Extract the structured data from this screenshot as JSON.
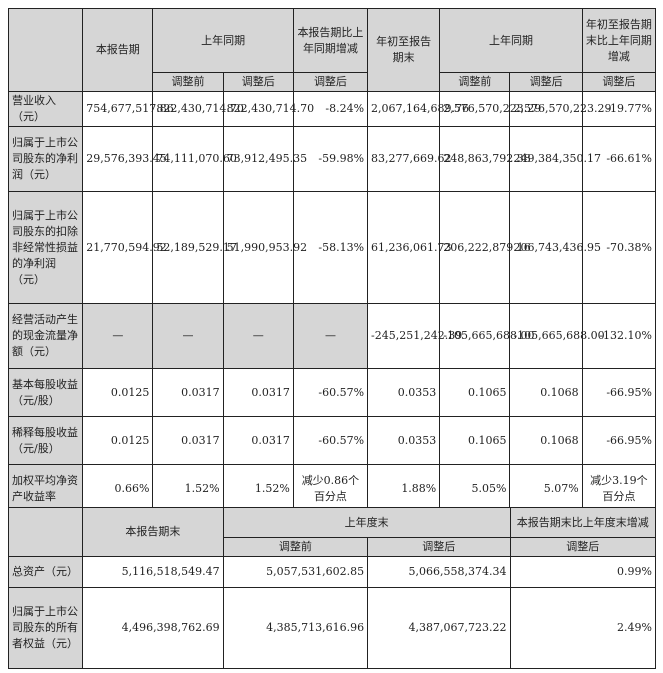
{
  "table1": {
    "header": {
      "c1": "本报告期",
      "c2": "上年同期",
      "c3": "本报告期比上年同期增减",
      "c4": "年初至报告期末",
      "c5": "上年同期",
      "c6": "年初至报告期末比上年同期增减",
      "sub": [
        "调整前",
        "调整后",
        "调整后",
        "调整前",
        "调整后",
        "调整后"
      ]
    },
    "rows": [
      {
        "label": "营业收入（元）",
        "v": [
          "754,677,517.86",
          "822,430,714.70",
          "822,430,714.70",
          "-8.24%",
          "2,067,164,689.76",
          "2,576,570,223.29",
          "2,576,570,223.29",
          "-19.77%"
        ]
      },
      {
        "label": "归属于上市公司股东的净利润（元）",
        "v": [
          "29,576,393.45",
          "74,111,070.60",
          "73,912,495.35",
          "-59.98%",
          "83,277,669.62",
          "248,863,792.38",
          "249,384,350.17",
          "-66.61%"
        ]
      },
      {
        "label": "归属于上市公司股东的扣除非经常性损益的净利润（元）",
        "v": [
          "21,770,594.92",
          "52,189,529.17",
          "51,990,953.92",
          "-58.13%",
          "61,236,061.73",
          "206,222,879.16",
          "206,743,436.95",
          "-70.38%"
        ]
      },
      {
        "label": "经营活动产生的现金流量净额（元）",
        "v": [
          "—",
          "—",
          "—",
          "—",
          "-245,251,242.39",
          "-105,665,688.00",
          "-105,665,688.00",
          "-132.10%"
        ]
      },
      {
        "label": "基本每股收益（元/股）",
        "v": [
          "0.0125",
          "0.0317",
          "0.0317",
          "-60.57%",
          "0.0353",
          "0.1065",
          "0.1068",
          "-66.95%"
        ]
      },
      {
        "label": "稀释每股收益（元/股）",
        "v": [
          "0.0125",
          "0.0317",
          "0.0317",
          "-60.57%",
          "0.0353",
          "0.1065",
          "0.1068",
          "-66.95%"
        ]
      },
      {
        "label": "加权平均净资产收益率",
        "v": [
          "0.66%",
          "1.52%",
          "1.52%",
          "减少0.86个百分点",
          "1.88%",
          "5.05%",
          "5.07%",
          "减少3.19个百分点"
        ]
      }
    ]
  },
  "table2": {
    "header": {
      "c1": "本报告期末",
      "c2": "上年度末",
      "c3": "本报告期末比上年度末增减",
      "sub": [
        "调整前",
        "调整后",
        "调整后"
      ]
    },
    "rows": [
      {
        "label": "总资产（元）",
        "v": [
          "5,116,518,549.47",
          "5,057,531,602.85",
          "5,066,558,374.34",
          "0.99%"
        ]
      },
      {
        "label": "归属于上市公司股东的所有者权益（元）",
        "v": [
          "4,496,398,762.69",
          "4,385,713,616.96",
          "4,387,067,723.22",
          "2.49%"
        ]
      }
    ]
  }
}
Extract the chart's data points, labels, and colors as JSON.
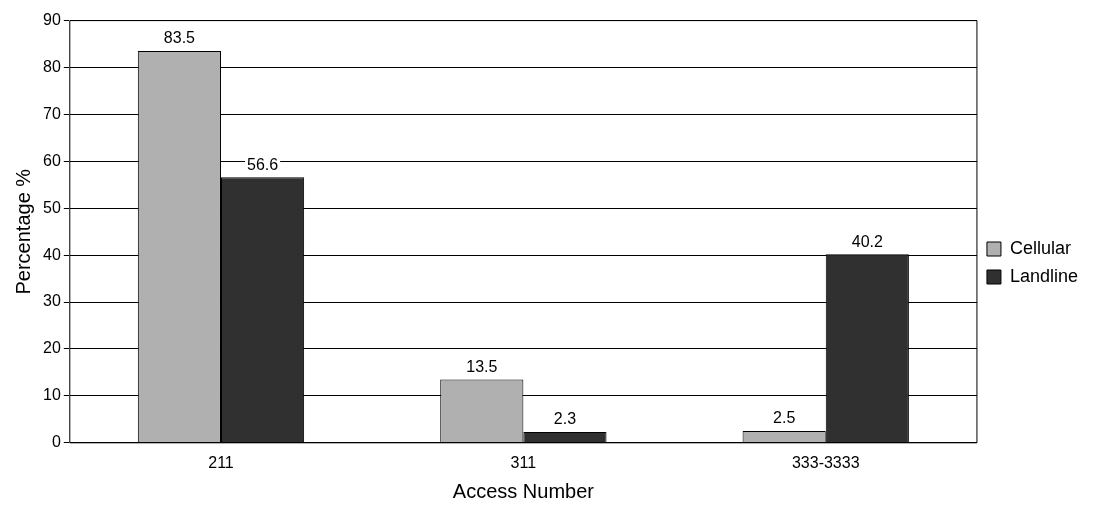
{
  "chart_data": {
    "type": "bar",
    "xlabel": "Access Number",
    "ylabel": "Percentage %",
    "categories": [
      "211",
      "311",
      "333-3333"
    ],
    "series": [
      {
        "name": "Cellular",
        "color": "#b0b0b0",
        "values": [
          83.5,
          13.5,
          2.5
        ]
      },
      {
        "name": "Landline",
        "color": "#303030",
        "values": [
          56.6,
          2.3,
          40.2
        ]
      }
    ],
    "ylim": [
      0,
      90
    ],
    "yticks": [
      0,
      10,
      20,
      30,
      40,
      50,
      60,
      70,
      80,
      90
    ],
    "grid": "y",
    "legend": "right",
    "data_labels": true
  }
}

◆ ◆ ◆ ◆ ◆

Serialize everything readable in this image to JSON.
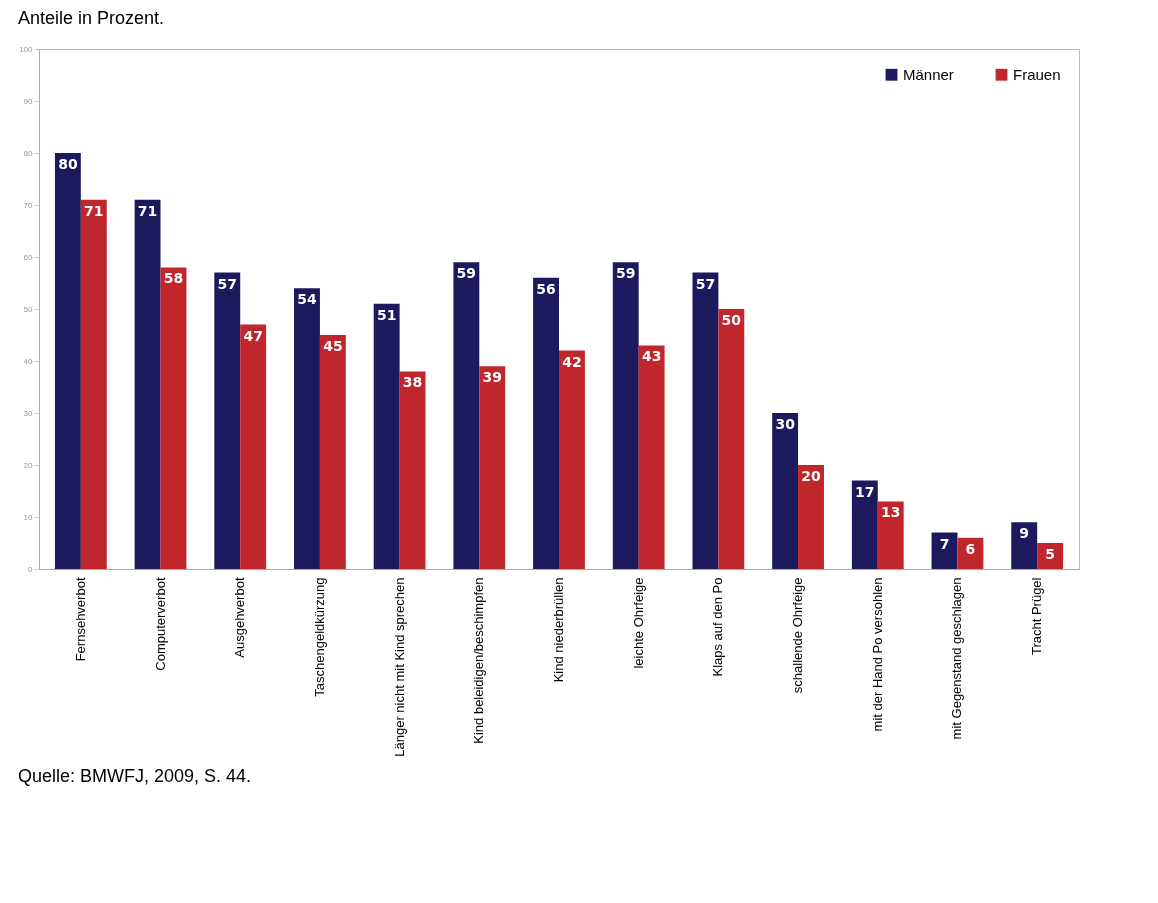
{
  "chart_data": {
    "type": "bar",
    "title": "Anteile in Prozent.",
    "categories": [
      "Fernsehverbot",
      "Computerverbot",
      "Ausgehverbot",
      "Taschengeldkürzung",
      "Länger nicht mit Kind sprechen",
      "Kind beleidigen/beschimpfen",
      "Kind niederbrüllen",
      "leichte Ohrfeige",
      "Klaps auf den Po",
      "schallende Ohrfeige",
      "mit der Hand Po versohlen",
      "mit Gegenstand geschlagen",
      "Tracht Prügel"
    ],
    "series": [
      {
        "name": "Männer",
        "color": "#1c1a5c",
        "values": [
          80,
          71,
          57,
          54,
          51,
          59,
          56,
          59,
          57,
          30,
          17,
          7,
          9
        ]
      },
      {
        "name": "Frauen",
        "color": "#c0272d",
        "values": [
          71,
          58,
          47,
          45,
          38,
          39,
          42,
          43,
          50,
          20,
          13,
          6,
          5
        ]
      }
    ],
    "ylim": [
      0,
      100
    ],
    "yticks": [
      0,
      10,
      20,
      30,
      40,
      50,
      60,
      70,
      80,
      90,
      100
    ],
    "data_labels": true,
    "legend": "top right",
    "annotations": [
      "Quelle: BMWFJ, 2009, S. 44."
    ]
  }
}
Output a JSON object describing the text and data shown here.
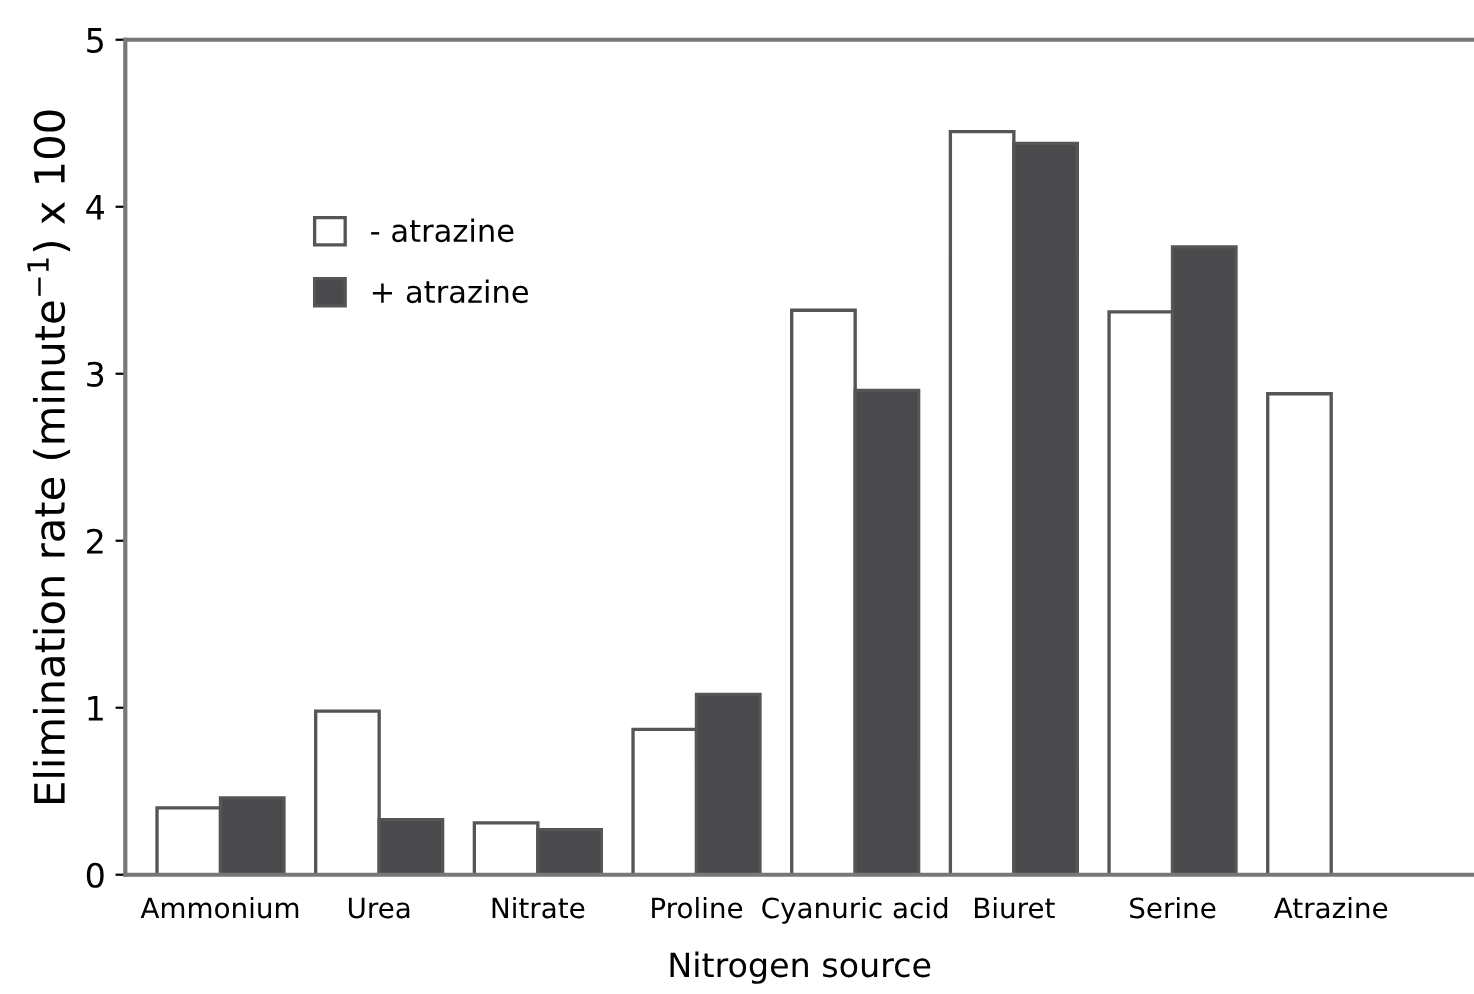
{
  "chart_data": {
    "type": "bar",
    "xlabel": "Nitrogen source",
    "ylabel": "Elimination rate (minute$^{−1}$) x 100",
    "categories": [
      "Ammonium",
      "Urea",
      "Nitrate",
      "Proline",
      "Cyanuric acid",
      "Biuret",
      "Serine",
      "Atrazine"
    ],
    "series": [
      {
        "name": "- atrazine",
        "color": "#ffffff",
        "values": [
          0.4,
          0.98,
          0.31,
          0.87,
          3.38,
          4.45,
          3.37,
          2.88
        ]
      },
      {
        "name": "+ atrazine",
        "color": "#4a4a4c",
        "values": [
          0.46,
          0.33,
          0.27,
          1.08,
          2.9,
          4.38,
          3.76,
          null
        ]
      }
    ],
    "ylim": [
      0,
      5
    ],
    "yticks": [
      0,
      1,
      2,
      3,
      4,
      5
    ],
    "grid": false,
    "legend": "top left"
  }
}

◆ ◆ ◆ ◆ ◆

YOUR OBJECTIVE: Reproduce each line from the records that contains the word "xlabel".

TASK SOLUTION:
    "xlabel": "Access Number",
    "xlabel": "Nitrogen source",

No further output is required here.